- _READING TEXT_:
-------

- Location in Richland County and the state of South Carolina.
- Coordinates: 33°53′20″N 80°52′36″W﻿ / ﻿33.88889°N 80.87667°W
- Country: United States
- State: South Carolina
- County: Richland

Area
- • Total: 16.53 sq mi (42.81 km^{2})
- • Land: 16.51 sq mi (42.76 km^{2})
- • Water: 0.023 sq mi (0.06 km^{2})
- Elevation: 151 ft (46 m)

Population (2020)
- • Total: 2,514
- • Density: 152/sq mi (58.8/km^{2})
- Time zone: UTC-5 (Eastern (EST))
- • Summer (DST): UTC-4 (EDT)
- ZIP code: 29061
- FIPS code: 45-34990
- GNIS feature ID: 2629831
- Website: www.epodunk.com/cgi-bin/genInfo.php?locIndex=13193^{[dead link]}

= Hopkins, South Carolina =

Hopkins is a census-designated place (CDP) in Richland County, South Carolina, United States. It was founded circa 1836 and named after John Hopkins (1739–1775). It is located 11 mi southeast of downtown Columbia and is part of the Columbia Metropolitan Statistical Area. As of the 2010 census, the population of the Hopkins CDP was 2,882.

== Demographics ==

Historical population
| Census | Pop. | Note | %± |
| 2010 | 2,882 |  | — |
| 2020 | 2,514 |  | −12.8% |
U.S. Decennial Census

===Racial and ethnic composition===

Hopkins CDP, South Carolina – Racial and ethnic composition Note: the US Census treats Hispanic/Latino as an ethnic category. This table excludes Latinos from the racial categories and assigns them to a separate category. Hispanics/Latinos may be of any race.
| Race / Ethnicity (NH = Non-Hispanic) | Pop 2010 | Pop 2020 | % 2010 | % 2020 |
|---|---|---|---|---|
| White alone (NH) | 390 | 352 | 13.53% | 14.00% |
| Black or African American alone (NH) | 2,360 | 2,013 | 81.89% | 80.07% |
| Native American or Alaska Native alone (NH) | 7 | 3 | 0.24% | 0.12% |
| Asian alone (NH) | 5 | 5 | 0.17% | 0.20% |
| Native Hawaiian or Pacific Islander alone (NH) | 0 | 2 | 0.00% | 0.08% |
| Other race alone (NH) | 1 | 4 | 0.03% | 0.16% |
| Mixed race or Multiracial (NH) | 43 | 62 | 1.49% | 2.47% |
| Hispanic or Latino (any race) | 76 | 73 | 2.64% | 2.90% |
| Total | 2,882 | 2,514 | 100.00% | 100.00% |

===2020 census===
As of the 2020 United States census, there were 2,514 people, 1,016 households, and 660 families residing in the CDP.

-------

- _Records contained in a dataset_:
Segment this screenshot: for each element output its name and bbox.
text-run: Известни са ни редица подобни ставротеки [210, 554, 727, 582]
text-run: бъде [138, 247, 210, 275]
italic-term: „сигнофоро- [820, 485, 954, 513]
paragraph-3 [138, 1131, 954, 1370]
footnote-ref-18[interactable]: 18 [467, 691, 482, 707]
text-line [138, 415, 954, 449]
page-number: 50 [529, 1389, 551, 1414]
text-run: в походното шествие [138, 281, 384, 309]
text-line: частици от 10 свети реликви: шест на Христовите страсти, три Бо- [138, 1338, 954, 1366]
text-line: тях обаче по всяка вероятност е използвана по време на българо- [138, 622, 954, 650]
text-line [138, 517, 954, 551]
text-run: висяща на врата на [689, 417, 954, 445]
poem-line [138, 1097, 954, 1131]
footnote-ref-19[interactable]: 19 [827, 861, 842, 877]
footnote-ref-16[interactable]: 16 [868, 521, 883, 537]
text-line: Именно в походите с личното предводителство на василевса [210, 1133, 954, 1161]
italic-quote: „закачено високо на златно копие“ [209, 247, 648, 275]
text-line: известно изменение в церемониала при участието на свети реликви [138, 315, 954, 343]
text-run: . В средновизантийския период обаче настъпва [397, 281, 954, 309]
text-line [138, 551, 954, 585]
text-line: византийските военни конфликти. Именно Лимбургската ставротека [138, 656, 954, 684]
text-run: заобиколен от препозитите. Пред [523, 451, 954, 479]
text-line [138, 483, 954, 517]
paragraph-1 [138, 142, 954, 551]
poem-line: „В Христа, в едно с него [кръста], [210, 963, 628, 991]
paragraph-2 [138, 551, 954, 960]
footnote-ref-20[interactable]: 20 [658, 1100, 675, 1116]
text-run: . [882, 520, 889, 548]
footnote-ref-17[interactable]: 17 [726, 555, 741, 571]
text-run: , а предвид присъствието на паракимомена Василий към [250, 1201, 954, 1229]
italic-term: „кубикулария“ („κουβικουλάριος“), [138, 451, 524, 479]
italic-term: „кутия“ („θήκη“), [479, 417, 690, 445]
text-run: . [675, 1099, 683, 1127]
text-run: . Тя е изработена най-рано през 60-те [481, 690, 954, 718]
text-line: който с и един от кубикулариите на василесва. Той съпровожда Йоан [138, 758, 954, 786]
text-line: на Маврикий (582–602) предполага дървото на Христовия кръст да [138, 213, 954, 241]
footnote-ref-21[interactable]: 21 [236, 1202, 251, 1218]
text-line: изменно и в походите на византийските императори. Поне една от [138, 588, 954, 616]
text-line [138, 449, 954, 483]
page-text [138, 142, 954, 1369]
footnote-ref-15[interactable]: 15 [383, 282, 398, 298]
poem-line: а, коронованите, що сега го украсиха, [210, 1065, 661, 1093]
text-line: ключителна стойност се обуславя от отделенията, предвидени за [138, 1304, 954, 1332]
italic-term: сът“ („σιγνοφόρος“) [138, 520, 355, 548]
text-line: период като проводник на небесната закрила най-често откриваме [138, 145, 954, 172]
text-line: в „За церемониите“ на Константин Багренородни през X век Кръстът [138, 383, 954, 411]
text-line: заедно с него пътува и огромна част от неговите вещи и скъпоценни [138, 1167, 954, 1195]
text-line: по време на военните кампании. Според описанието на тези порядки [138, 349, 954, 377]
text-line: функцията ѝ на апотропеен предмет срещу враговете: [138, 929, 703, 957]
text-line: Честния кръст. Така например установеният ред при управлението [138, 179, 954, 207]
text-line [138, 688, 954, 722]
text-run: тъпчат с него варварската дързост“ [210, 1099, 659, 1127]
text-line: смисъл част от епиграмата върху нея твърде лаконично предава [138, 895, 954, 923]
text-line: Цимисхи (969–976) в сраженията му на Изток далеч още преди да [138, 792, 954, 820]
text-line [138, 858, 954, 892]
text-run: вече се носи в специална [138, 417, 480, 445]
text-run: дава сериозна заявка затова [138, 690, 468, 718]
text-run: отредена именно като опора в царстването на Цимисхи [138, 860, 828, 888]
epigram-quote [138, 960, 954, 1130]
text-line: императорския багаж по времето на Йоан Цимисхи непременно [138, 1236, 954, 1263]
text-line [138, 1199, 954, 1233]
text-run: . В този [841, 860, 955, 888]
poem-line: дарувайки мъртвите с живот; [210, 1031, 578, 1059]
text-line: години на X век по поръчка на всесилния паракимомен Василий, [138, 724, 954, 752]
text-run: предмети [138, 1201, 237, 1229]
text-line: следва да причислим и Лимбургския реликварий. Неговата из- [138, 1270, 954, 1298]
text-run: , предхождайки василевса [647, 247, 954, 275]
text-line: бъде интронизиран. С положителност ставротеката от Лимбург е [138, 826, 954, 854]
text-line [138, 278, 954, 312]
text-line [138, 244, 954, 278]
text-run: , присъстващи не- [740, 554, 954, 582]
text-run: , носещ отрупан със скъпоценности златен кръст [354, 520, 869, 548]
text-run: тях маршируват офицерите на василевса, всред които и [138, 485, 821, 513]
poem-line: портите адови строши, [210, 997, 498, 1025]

-------

- _REQUIRED TASKS_:
1. Please write out the part of the Hopkins article starting at "- Coordinates: 33°53′20″N" and ending at "151 ft (46 m)".
2. Translate this sentence from the Hopkins article into Spanish: "It is located 11 mi southeast of downtown Columbia and is part of the Columbia Metropolitan Statistical Area."
3. Proceed with the Hopkins article from the point where it stops.

- _ANSWER SECTION_:
1.
- Coordinates: 33°53′20″N 80°52′36″W﻿ / ﻿33.88889°N 80.87667°W
- Country: United States
- State: South Carolina
- County: Richland

Area
- • Total: 16.53 sq mi (42.81 km^{2})
- • Land: 16.51 sq mi (42.76 km^{2})
- • Water: 0.023 sq mi (0.06 km^{2})
- Elevation: 151 ft (46 m)

2. Está ubicado a 11 millas al sureste del centro de Columbia y forma parte del Área Estadística Metropolitana de Columbia.

3.
==Attractions==
Hopkins is 6 mi northwest of South Carolina's only national park, Congaree National Park, which is located off Bluff Road west of Gadsden. The Congaree National Park has contiguously preserved the largest tract of old-growth bottomland hardwood forest in the United States, and contains one of the tallest deciduous forests in the world. It has 27000 acre of land and water. The park was designated an international Biosphere, a Globally Important Bird Area, and a National Natural Landmark. While in the park one can hike, backpack, camp, canoe, fish, birdwatch, and study nature.

The city is also home to the Columbia South Carolina Temple of the Church of Jesus Christ of Latter-day Saints.

==Education==
Richland County School District One operates public schools serving Hopkins. Residents are zoned to Hopkins Elementary School, Horrell Hill Elementary School, Hopkins Middle School, Southeast Middle School, and Lower Richland High School.

==Notable people==
- Derwin Montgomery, North Carolina state legislator, grew up in Hopkins
- Joseph Neal, South Carolina state legislator, was born in Hopkins.
- Teyonah Parris, Emmy-nominated actress, grew up in Hopkins.
- David Patten, former NFL wide receiver with the New England Patriots
- A'ja Wilson, basketball player for the Las Vegas Aces, was born in Hopkins.